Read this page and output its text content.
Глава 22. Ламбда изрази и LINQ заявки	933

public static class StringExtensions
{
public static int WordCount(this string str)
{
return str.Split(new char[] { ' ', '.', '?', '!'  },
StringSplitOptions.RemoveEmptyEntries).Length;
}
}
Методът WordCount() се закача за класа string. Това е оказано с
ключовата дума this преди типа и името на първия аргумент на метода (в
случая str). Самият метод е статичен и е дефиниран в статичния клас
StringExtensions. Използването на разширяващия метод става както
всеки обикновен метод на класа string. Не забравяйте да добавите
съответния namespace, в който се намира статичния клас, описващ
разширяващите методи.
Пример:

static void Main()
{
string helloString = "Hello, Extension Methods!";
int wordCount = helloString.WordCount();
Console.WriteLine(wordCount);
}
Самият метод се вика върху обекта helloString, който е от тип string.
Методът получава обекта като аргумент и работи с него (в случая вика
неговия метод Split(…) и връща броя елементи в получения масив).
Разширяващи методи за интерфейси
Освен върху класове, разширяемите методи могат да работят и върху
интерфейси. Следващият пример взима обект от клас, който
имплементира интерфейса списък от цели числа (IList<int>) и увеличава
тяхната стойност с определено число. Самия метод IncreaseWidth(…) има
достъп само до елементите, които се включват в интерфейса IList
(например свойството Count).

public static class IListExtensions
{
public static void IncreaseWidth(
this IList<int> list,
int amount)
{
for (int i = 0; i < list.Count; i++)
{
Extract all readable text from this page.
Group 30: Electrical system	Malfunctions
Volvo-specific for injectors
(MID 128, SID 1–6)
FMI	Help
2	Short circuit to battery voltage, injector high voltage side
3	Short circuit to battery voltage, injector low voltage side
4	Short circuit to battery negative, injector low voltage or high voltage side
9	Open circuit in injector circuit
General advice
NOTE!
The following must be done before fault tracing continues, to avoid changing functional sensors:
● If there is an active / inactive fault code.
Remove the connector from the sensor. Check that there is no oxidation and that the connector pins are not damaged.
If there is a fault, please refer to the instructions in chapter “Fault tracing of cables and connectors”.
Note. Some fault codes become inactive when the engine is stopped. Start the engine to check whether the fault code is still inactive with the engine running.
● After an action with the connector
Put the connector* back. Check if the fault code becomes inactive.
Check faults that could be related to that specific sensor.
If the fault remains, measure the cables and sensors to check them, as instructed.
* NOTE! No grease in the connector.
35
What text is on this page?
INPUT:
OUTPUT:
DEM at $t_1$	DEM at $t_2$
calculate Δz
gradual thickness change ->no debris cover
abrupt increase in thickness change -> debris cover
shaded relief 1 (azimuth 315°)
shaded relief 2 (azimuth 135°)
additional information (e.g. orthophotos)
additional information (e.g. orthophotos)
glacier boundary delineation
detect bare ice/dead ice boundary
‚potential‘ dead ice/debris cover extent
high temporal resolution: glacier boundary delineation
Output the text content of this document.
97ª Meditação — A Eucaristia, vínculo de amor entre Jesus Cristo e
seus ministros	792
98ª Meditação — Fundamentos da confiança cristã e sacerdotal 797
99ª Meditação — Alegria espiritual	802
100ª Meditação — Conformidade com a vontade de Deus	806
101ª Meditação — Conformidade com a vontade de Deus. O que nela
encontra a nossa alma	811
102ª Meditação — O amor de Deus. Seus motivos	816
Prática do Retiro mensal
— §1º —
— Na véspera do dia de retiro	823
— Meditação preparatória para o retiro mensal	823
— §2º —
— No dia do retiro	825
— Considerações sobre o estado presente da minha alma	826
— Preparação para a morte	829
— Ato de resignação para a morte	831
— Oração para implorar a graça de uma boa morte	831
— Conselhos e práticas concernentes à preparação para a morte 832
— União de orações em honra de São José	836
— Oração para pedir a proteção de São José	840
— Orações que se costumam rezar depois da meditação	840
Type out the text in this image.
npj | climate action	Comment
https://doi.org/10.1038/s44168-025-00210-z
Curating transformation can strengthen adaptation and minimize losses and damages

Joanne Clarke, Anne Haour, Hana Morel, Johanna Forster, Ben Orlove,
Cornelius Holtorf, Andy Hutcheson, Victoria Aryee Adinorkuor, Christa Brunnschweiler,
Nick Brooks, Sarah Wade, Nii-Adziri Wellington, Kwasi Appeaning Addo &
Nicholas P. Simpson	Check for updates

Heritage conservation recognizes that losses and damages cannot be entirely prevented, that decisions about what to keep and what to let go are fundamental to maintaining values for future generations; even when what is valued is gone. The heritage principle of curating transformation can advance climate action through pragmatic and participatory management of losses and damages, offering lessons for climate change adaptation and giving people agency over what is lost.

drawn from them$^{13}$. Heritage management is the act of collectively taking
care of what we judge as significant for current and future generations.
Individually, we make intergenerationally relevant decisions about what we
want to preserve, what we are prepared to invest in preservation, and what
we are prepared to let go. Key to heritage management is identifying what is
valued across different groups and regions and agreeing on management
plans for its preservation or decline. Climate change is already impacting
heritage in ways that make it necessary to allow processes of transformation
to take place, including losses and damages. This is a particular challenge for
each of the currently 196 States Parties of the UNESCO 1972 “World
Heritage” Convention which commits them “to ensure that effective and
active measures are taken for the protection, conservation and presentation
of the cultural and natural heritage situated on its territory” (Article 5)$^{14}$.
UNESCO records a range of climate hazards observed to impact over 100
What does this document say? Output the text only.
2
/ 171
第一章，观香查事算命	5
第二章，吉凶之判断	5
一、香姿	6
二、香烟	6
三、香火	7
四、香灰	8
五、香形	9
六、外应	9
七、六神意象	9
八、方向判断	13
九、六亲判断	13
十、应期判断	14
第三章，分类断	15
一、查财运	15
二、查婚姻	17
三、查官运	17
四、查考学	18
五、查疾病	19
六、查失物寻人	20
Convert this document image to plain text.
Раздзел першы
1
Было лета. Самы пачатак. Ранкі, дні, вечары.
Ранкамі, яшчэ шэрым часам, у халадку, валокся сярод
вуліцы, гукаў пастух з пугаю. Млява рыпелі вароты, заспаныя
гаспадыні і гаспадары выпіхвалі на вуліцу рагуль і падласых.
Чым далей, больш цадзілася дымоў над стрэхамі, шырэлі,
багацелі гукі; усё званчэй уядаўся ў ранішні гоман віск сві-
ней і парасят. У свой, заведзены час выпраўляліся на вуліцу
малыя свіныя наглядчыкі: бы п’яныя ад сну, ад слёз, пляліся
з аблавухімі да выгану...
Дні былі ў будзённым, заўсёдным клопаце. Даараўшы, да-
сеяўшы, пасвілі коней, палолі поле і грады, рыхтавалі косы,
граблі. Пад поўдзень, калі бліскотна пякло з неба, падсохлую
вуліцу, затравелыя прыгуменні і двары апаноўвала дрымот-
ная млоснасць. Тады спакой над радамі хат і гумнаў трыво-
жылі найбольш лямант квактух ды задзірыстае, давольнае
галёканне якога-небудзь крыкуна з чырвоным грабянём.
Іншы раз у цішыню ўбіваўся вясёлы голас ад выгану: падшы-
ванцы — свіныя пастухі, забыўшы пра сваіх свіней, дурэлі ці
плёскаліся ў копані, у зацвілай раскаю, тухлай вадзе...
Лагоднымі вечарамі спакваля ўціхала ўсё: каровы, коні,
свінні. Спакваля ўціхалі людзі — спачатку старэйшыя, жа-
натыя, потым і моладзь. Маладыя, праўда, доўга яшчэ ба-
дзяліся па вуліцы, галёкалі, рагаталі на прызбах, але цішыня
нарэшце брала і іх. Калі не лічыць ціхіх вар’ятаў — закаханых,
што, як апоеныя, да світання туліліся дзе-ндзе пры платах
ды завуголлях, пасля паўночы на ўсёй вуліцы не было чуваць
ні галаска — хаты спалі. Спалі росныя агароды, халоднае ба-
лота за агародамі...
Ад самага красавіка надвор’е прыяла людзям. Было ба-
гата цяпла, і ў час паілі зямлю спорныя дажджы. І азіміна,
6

== == ==

→ GIVEN EXERCISE: Restate each record word for word.

→ OUTPUT FOR THIS EXERCISE:
Read this page and output its text content.
Глава 22. Ламбда изрази и LINQ заявки	933

public static class StringExtensions
{
public static int WordCount(this string str)
{
return str.Split(new char[] { ' ', '.', '?', '!'  },
StringSplitOptions.RemoveEmptyEntries).Length;
}
}
Методът WordCount() се закача за класа string. Това е оказано с
ключовата дума this преди типа и името на първия аргумент на метода (в
случая str). Самият метод е статичен и е дефиниран в статичния клас
StringExtensions. Използването на разширяващия метод става както
всеки обикновен метод на класа string. Не забравяйте да добавите
съответния namespace, в който се намира статичния клас, описващ
разширяващите методи.
Пример:

static void Main()
{
string helloString = "Hello, Extension Methods!";
int wordCount = helloString.WordCount();
Console.WriteLine(wordCount);
}
Самият метод се вика върху обекта helloString, който е от тип string.
Методът получава обекта като аргумент и работи с него (в случая вика
неговия метод Split(…) и връща броя елементи в получения масив).
Разширяващи методи за интерфейси
Освен върху класове, разширяемите методи могат да работят и върху
интерфейси. Следващият пример взима обект от клас, който
имплементира интерфейса списък от цели числа (IList<int>) и увеличава
тяхната стойност с определено число. Самия метод IncreaseWidth(…) има
достъп само до елементите, които се включват в интерфейса IList
(например свойството Count).

public static class IListExtensions
{
public static void IncreaseWidth(
this IList<int> list,
int amount)
{
for (int i = 0; i < list.Count; i++)
{
Extract all readable text from this page.
Group 30: Electrical system	Malfunctions
Volvo-specific for injectors
(MID 128, SID 1–6)
FMI	Help
2	Short circuit to battery voltage, injector high voltage side
3	Short circuit to battery voltage, injector low voltage side
4	Short circuit to battery negative, injector low voltage or high voltage side
9	Open circuit in injector circuit
General advice
NOTE!
The following must be done before fault tracing continues, to avoid changing functional sensors:
● If there is an active / inactive fault code.
Remove the connector from the sensor. Check that there is no oxidation and that the connector pins are not damaged.
If there is a fault, please refer to the instructions in chapter “Fault tracing of cables and connectors”.
Note. Some fault codes become inactive when the engine is stopped. Start the engine to check whether the fault code is still inactive with the engine running.
● After an action with the connector
Put the connector* back. Check if the fault code becomes inactive.
Check faults that could be related to that specific sensor.
If the fault remains, measure the cables and sensors to check them, as instructed.
* NOTE! No grease in the connector.
35
What text is on this page?
INPUT:
OUTPUT:
DEM at $t_1$	DEM at $t_2$
calculate Δz
gradual thickness change ->no debris cover
abrupt increase in thickness change -> debris cover
shaded relief 1 (azimuth 315°)
shaded relief 2 (azimuth 135°)
additional information (e.g. orthophotos)
additional information (e.g. orthophotos)
glacier boundary delineation
detect bare ice/dead ice boundary
‚potential‘ dead ice/debris cover extent
high temporal resolution: glacier boundary delineation
Output the text content of this document.
97ª Meditação — A Eucaristia, vínculo de amor entre Jesus Cristo e
seus ministros	792
98ª Meditação — Fundamentos da confiança cristã e sacerdotal 797
99ª Meditação — Alegria espiritual	802
100ª Meditação — Conformidade com a vontade de Deus	806
101ª Meditação — Conformidade com a vontade de Deus. O que nela
encontra a nossa alma	811
102ª Meditação — O amor de Deus. Seus motivos	816
Prática do Retiro mensal
— §1º —
— Na véspera do dia de retiro	823
— Meditação preparatória para o retiro mensal	823
— §2º —
— No dia do retiro	825
— Considerações sobre o estado presente da minha alma	826
— Preparação para a morte	829
— Ato de resignação para a morte	831
— Oração para implorar a graça de uma boa morte	831
— Conselhos e práticas concernentes à preparação para a morte 832
— União de orações em honra de São José	836
— Oração para pedir a proteção de São José	840
— Orações que se costumam rezar depois da meditação	840
Type out the text in this image.
npj | climate action	Comment
https://doi.org/10.1038/s44168-025-00210-z
Curating transformation can strengthen adaptation and minimize losses and damages

Joanne Clarke, Anne Haour, Hana Morel, Johanna Forster, Ben Orlove,
Cornelius Holtorf, Andy Hutcheson, Victoria Aryee Adinorkuor, Christa Brunnschweiler,
Nick Brooks, Sarah Wade, Nii-Adziri Wellington, Kwasi Appeaning Addo &
Nicholas P. Simpson	Check for updates

Heritage conservation recognizes that losses and damages cannot be entirely prevented, that decisions about what to keep and what to let go are fundamental to maintaining values for future generations; even when what is valued is gone. The heritage principle of curating transformation can advance climate action through pragmatic and participatory management of losses and damages, offering lessons for climate change adaptation and giving people agency over what is lost.

drawn from them$^{13}$. Heritage management is the act of collectively taking
care of what we judge as significant for current and future generations.
Individually, we make intergenerationally relevant decisions about what we
want to preserve, what we are prepared to invest in preservation, and what
we are prepared to let go. Key to heritage management is identifying what is
valued across different groups and regions and agreeing on management
plans for its preservation or decline. Climate change is already impacting
heritage in ways that make it necessary to allow processes of transformation
to take place, including losses and damages. This is a particular challenge for
each of the currently 196 States Parties of the UNESCO 1972 “World
Heritage” Convention which commits them “to ensure that effective and
active measures are taken for the protection, conservation and presentation
of the cultural and natural heritage situated on its territory” (Article 5)$^{14}$.
UNESCO records a range of climate hazards observed to impact over 100
What does this document say? Output the text only.
2
/ 171
第一章，观香查事算命	5
第二章，吉凶之判断	5
一、香姿	6
二、香烟	6
三、香火	7
四、香灰	8
五、香形	9
六、外应	9
七、六神意象	9
八、方向判断	13
九、六亲判断	13
十、应期判断	14
第三章，分类断	15
一、查财运	15
二、查婚姻	17
三、查官运	17
四、查考学	18
五、查疾病	19
六、查失物寻人	20
Convert this document image to plain text.
Раздзел першы
1
Было лета. Самы пачатак. Ранкі, дні, вечары.
Ранкамі, яшчэ шэрым часам, у халадку, валокся сярод
вуліцы, гукаў пастух з пугаю. Млява рыпелі вароты, заспаныя
гаспадыні і гаспадары выпіхвалі на вуліцу рагуль і падласых.
Чым далей, больш цадзілася дымоў над стрэхамі, шырэлі,
багацелі гукі; усё званчэй уядаўся ў ранішні гоман віск сві-
ней і парасят. У свой, заведзены час выпраўляліся на вуліцу
малыя свіныя наглядчыкі: бы п’яныя ад сну, ад слёз, пляліся
з аблавухімі да выгану...
Дні былі ў будзённым, заўсёдным клопаце. Даараўшы, да-
сеяўшы, пасвілі коней, палолі поле і грады, рыхтавалі косы,
граблі. Пад поўдзень, калі бліскотна пякло з неба, падсохлую
вуліцу, затравелыя прыгуменні і двары апаноўвала дрымот-
ная млоснасць. Тады спакой над радамі хат і гумнаў трыво-
жылі найбольш лямант квактух ды задзірыстае, давольнае
галёканне якога-небудзь крыкуна з чырвоным грабянём.
Іншы раз у цішыню ўбіваўся вясёлы голас ад выгану: падшы-
ванцы — свіныя пастухі, забыўшы пра сваіх свіней, дурэлі ці
плёскаліся ў копані, у зацвілай раскаю, тухлай вадзе...
Лагоднымі вечарамі спакваля ўціхала ўсё: каровы, коні,
свінні. Спакваля ўціхалі людзі — спачатку старэйшыя, жа-
натыя, потым і моладзь. Маладыя, праўда, доўга яшчэ ба-
дзяліся па вуліцы, галёкалі, рагаталі на прызбах, але цішыня
нарэшце брала і іх. Калі не лічыць ціхіх вар’ятаў — закаханых,
што, як апоеныя, да світання туліліся дзе-ндзе пры платах
ды завуголлях, пасля паўночы на ўсёй вуліцы не было чуваць
ні галаска — хаты спалі. Спалі росныя агароды, халоднае ба-
лота за агародамі...
Ад самага красавіка надвор’е прыяла людзям. Было ба-
гата цяпла, і ў час паілі зямлю спорныя дажджы. І азіміна,
6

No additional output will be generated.